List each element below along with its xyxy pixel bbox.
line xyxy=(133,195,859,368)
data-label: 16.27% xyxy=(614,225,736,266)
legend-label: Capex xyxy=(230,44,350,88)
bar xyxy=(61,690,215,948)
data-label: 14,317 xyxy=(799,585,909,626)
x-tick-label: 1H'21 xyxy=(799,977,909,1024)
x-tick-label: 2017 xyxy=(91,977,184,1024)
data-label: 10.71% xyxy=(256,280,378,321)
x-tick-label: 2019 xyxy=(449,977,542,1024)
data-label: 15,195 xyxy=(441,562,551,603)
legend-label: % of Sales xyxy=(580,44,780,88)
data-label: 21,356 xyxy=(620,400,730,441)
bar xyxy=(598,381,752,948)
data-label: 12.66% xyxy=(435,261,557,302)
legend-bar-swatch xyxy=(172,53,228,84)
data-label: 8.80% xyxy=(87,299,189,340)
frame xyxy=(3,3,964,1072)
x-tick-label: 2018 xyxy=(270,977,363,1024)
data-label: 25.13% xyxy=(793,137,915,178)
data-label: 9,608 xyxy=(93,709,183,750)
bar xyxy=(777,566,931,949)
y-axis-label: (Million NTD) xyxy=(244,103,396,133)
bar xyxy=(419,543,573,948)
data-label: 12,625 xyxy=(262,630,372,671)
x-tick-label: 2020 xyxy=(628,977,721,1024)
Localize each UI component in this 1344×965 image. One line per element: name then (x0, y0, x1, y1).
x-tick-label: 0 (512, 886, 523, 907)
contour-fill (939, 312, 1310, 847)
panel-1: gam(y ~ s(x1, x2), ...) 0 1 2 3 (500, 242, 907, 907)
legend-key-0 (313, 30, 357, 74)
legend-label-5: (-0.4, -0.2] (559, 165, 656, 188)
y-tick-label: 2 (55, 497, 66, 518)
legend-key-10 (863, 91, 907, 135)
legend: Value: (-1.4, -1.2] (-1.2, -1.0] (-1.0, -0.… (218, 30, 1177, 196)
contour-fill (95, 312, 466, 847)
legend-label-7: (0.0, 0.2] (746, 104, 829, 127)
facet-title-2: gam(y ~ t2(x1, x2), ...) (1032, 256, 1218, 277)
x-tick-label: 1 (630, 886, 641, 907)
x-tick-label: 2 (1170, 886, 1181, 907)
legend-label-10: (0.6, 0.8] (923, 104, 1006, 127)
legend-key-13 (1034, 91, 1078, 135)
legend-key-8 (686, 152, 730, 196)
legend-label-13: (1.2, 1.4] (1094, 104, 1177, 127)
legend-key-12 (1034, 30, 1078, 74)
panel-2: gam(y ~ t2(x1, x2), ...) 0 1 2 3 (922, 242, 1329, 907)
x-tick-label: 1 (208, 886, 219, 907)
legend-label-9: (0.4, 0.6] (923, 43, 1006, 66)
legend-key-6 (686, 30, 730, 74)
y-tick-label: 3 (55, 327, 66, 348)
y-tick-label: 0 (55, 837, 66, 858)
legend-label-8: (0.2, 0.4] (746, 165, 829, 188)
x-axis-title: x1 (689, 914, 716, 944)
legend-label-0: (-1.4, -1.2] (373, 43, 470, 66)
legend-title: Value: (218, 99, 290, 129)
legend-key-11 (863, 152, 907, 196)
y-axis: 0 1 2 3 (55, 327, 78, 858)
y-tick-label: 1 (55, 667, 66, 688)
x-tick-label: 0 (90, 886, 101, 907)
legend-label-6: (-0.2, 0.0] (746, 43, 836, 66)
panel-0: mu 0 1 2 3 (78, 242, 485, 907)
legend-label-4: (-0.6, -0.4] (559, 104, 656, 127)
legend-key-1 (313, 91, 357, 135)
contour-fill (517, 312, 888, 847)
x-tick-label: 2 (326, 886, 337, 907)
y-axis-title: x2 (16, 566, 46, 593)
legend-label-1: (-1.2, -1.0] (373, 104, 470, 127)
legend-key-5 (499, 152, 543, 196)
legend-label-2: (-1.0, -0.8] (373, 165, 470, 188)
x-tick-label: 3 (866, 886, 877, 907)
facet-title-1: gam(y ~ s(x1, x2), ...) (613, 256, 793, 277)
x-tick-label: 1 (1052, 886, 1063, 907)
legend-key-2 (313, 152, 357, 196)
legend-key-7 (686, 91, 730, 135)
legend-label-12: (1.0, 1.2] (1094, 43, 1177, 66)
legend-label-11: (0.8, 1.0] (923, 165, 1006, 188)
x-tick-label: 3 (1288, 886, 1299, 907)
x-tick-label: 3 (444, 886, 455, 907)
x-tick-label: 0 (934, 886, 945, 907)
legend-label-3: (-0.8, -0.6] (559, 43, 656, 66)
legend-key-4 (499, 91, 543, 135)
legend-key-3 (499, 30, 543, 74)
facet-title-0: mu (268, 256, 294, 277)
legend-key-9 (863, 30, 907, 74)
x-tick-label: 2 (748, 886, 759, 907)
* * *
• _Aim_
Reproduce every line of the records above character for character, leaving nothing out and changing nothing.

• _Completed exercise_
List each element below along with its xyxy pixel bbox.
line xyxy=(133,195,859,368)
data-label: 16.27% xyxy=(614,225,736,266)
legend-label: Capex xyxy=(230,44,350,88)
bar xyxy=(61,690,215,948)
data-label: 14,317 xyxy=(799,585,909,626)
x-tick-label: 1H'21 xyxy=(799,977,909,1024)
x-tick-label: 2017 xyxy=(91,977,184,1024)
data-label: 10.71% xyxy=(256,280,378,321)
x-tick-label: 2019 xyxy=(449,977,542,1024)
data-label: 15,195 xyxy=(441,562,551,603)
legend-label: % of Sales xyxy=(580,44,780,88)
data-label: 21,356 xyxy=(620,400,730,441)
bar xyxy=(598,381,752,948)
data-label: 12.66% xyxy=(435,261,557,302)
legend-bar-swatch xyxy=(172,53,228,84)
data-label: 8.80% xyxy=(87,299,189,340)
frame xyxy=(3,3,964,1072)
x-tick-label: 2018 xyxy=(270,977,363,1024)
data-label: 25.13% xyxy=(793,137,915,178)
data-label: 9,608 xyxy=(93,709,183,750)
bar xyxy=(777,566,931,949)
y-axis-label: (Million NTD) xyxy=(244,103,396,133)
bar xyxy=(419,543,573,948)
data-label: 12,625 xyxy=(262,630,372,671)
x-tick-label: 2020 xyxy=(628,977,721,1024)
Localize each UI component in this 1344×965 image. One line per element: name then (x0, y0, x1, y1).
x-tick-label: 0 (512, 886, 523, 907)
contour-fill (939, 312, 1310, 847)
panel-1: gam(y ~ s(x1, x2), ...) 0 1 2 3 (500, 242, 907, 907)
legend-key-0 (313, 30, 357, 74)
legend-label-5: (-0.4, -0.2] (559, 165, 656, 188)
y-tick-label: 2 (55, 497, 66, 518)
legend-key-10 (863, 91, 907, 135)
legend: Value: (-1.4, -1.2] (-1.2, -1.0] (-1.0, -0.… (218, 30, 1177, 196)
contour-fill (95, 312, 466, 847)
legend-label-7: (0.0, 0.2] (746, 104, 829, 127)
facet-title-2: gam(y ~ t2(x1, x2), ...) (1032, 256, 1218, 277)
x-tick-label: 1 (630, 886, 641, 907)
x-tick-label: 2 (1170, 886, 1181, 907)
legend-label-10: (0.6, 0.8] (923, 104, 1006, 127)
legend-key-13 (1034, 91, 1078, 135)
legend-key-8 (686, 152, 730, 196)
legend-label-13: (1.2, 1.4] (1094, 104, 1177, 127)
legend-key-12 (1034, 30, 1078, 74)
panel-2: gam(y ~ t2(x1, x2), ...) 0 1 2 3 (922, 242, 1329, 907)
x-tick-label: 1 (208, 886, 219, 907)
legend-label-9: (0.4, 0.6] (923, 43, 1006, 66)
legend-key-6 (686, 30, 730, 74)
y-tick-label: 3 (55, 327, 66, 348)
y-tick-label: 0 (55, 837, 66, 858)
legend-label-8: (0.2, 0.4] (746, 165, 829, 188)
x-axis-title: x1 (689, 914, 716, 944)
legend-label-0: (-1.4, -1.2] (373, 43, 470, 66)
legend-title: Value: (218, 99, 290, 129)
legend-key-11 (863, 152, 907, 196)
y-axis: 0 1 2 3 (55, 327, 78, 858)
y-tick-label: 1 (55, 667, 66, 688)
x-tick-label: 0 (90, 886, 101, 907)
legend-label-6: (-0.2, 0.0] (746, 43, 836, 66)
panel-0: mu 0 1 2 3 (78, 242, 485, 907)
legend-label-4: (-0.6, -0.4] (559, 104, 656, 127)
legend-key-1 (313, 91, 357, 135)
contour-fill (517, 312, 888, 847)
x-tick-label: 2 (326, 886, 337, 907)
y-axis-title: x2 (16, 566, 46, 593)
legend-label-1: (-1.2, -1.0] (373, 104, 470, 127)
legend-key-5 (499, 152, 543, 196)
legend-label-2: (-1.0, -0.8] (373, 165, 470, 188)
x-tick-label: 3 (866, 886, 877, 907)
facet-title-1: gam(y ~ s(x1, x2), ...) (613, 256, 793, 277)
x-tick-label: 1 (1052, 886, 1063, 907)
legend-key-2 (313, 152, 357, 196)
legend-key-7 (686, 91, 730, 135)
legend-label-12: (1.0, 1.2] (1094, 43, 1177, 66)
legend-label-11: (0.8, 1.0] (923, 165, 1006, 188)
x-tick-label: 3 (1288, 886, 1299, 907)
x-tick-label: 3 (444, 886, 455, 907)
x-tick-label: 0 (934, 886, 945, 907)
legend-label-3: (-0.8, -0.6] (559, 43, 656, 66)
legend-key-4 (499, 91, 543, 135)
legend-key-3 (499, 30, 543, 74)
facet-title-0: mu (268, 256, 294, 277)
legend-key-9 (863, 30, 907, 74)
x-tick-label: 2 (748, 886, 759, 907)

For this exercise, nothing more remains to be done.